Exercise objective: Pictures stay out; everything else in the records below is copied exactly.

.....

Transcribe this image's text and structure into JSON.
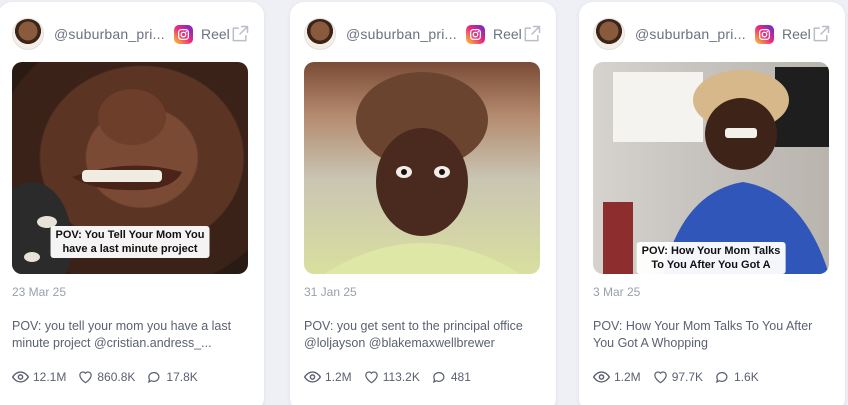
{
  "cards": [
    {
      "handle": "@suburban_pri...",
      "type_label": "Reel",
      "overlay_line1": "POV: You Tell Your Mom You",
      "overlay_line2": "have a last minute project",
      "date": "23 Mar 25",
      "description": "POV: you tell your mom you have a last minute project @cristian.andress_...",
      "views": "12.1M",
      "likes": "860.8K",
      "comments": "17.8K"
    },
    {
      "handle": "@suburban_pri...",
      "type_label": "Reel",
      "overlay_line1": "",
      "overlay_line2": "",
      "date": "31 Jan 25",
      "description": "POV: you get sent to the principal office @loljayson @blakemaxwellbrewer",
      "views": "1.2M",
      "likes": "113.2K",
      "comments": "481"
    },
    {
      "handle": "@suburban_pri...",
      "type_label": "Reel",
      "overlay_line1": "POV: How Your Mom Talks",
      "overlay_line2": "To You After You Got A",
      "date": "3 Mar 25",
      "description": "POV: How Your Mom Talks To You After You Got A Whopping",
      "views": "1.2M",
      "likes": "97.7K",
      "comments": "1.6K"
    }
  ],
  "icons": {
    "platform": "instagram-icon",
    "external": "external-link-icon",
    "views": "eye-icon",
    "likes": "heart-icon",
    "comments": "comment-icon"
  },
  "colors": {
    "text_muted": "#6b7280",
    "text_body": "#5b6170",
    "date": "#9aa0ad",
    "background": "#eef0f5"
  }
}
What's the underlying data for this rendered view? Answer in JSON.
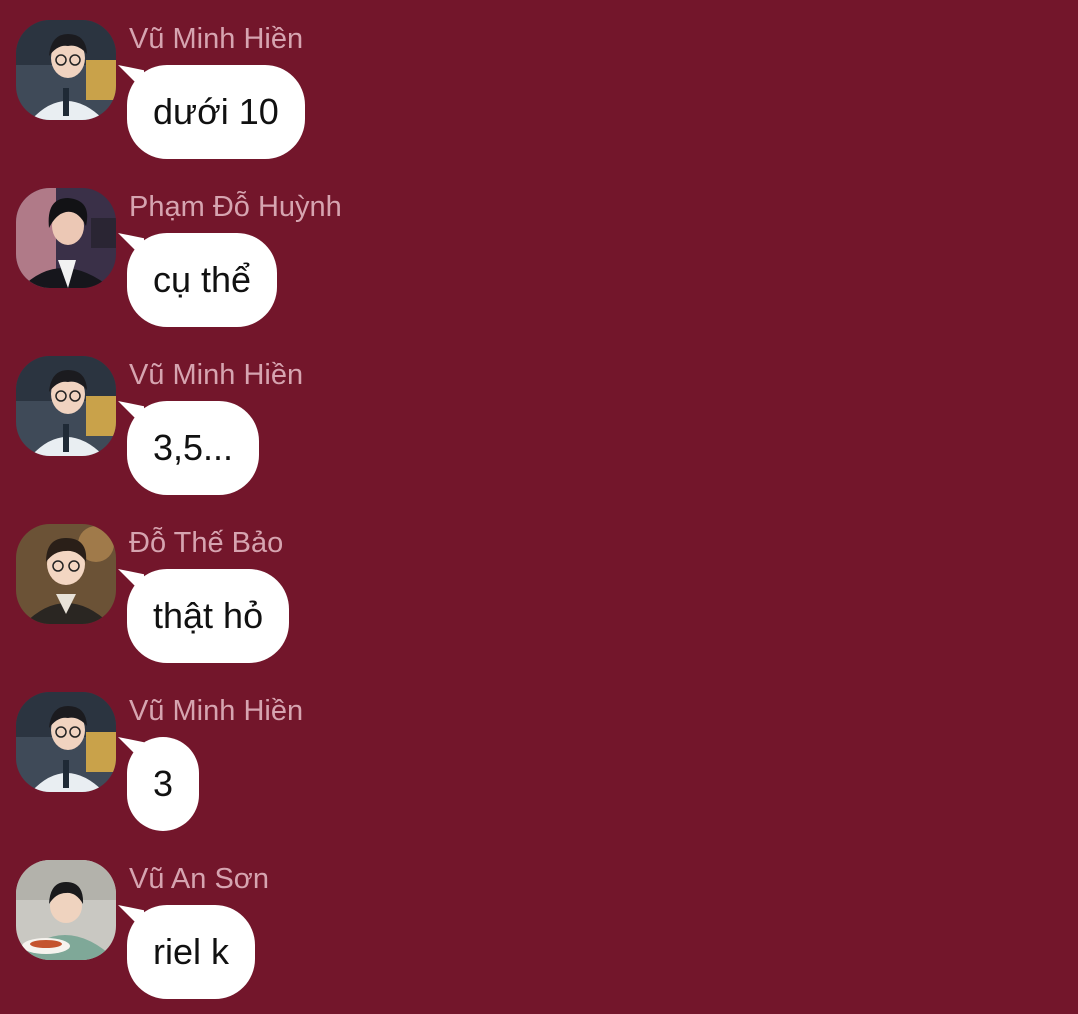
{
  "theme": {
    "background": "#73162b",
    "sender_color": "#d6a4b0",
    "bubble_color": "#ffffff",
    "text_color": "#111111"
  },
  "messages": [
    {
      "sender": "Vũ Minh Hiền",
      "text": "dưới 10",
      "avatar": "avatar-vu-minh-hien"
    },
    {
      "sender": "Phạm Đỗ Huỳnh",
      "text": "cụ thể",
      "avatar": "avatar-pham-do-huynh"
    },
    {
      "sender": "Vũ Minh Hiền",
      "text": "3,5...",
      "avatar": "avatar-vu-minh-hien"
    },
    {
      "sender": "Đỗ Thế Bảo",
      "text": "thật hỏ",
      "avatar": "avatar-do-the-bao"
    },
    {
      "sender": "Vũ Minh Hiền",
      "text": "3",
      "avatar": "avatar-vu-minh-hien"
    },
    {
      "sender": "Vũ An Sơn",
      "text": "riel k",
      "avatar": "avatar-vu-an-son"
    }
  ]
}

.....

Finished task:
Transcribe this image's text and structure into JSON.
{
  "cards": [
    {
      "handle": "@suburban_pri...",
      "type_label": "Reel",
      "overlay_line1": "POV: You Tell Your Mom You",
      "overlay_line2": "have a last minute project",
      "date": "23 Mar 25",
      "description": "POV: you tell your mom you have a last minute project @cristian.andress_...",
      "views": "12.1M",
      "likes": "860.8K",
      "comments": "17.8K"
    },
    {
      "handle": "@suburban_pri...",
      "type_label": "Reel",
      "overlay_line1": "",
      "overlay_line2": "",
      "date": "31 Jan 25",
      "description": "POV: you get sent to the principal office @loljayson @blakemaxwellbrewer",
      "views": "1.2M",
      "likes": "113.2K",
      "comments": "481"
    },
    {
      "handle": "@suburban_pri...",
      "type_label": "Reel",
      "overlay_line1": "POV: How Your Mom Talks",
      "overlay_line2": "To You After You Got A",
      "date": "3 Mar 25",
      "description": "POV: How Your Mom Talks To You After You Got A Whopping",
      "views": "1.2M",
      "likes": "97.7K",
      "comments": "1.6K"
    }
  ],
  "icons": {
    "platform": "instagram-icon",
    "external": "external-link-icon",
    "views": "eye-icon",
    "likes": "heart-icon",
    "comments": "comment-icon"
  },
  "colors": {
    "text_muted": "#6b7280",
    "text_body": "#5b6170",
    "date": "#9aa0ad",
    "background": "#eef0f5"
  }
}
What's the underlying data for this rendered view? Answer in JSON.
{
  "theme": {
    "background": "#73162b",
    "sender_color": "#d6a4b0",
    "bubble_color": "#ffffff",
    "text_color": "#111111"
  },
  "messages": [
    {
      "sender": "Vũ Minh Hiền",
      "text": "dưới 10",
      "avatar": "avatar-vu-minh-hien"
    },
    {
      "sender": "Phạm Đỗ Huỳnh",
      "text": "cụ thể",
      "avatar": "avatar-pham-do-huynh"
    },
    {
      "sender": "Vũ Minh Hiền",
      "text": "3,5...",
      "avatar": "avatar-vu-minh-hien"
    },
    {
      "sender": "Đỗ Thế Bảo",
      "text": "thật hỏ",
      "avatar": "avatar-do-the-bao"
    },
    {
      "sender": "Vũ Minh Hiền",
      "text": "3",
      "avatar": "avatar-vu-minh-hien"
    },
    {
      "sender": "Vũ An Sơn",
      "text": "riel k",
      "avatar": "avatar-vu-an-son"
    }
  ]
}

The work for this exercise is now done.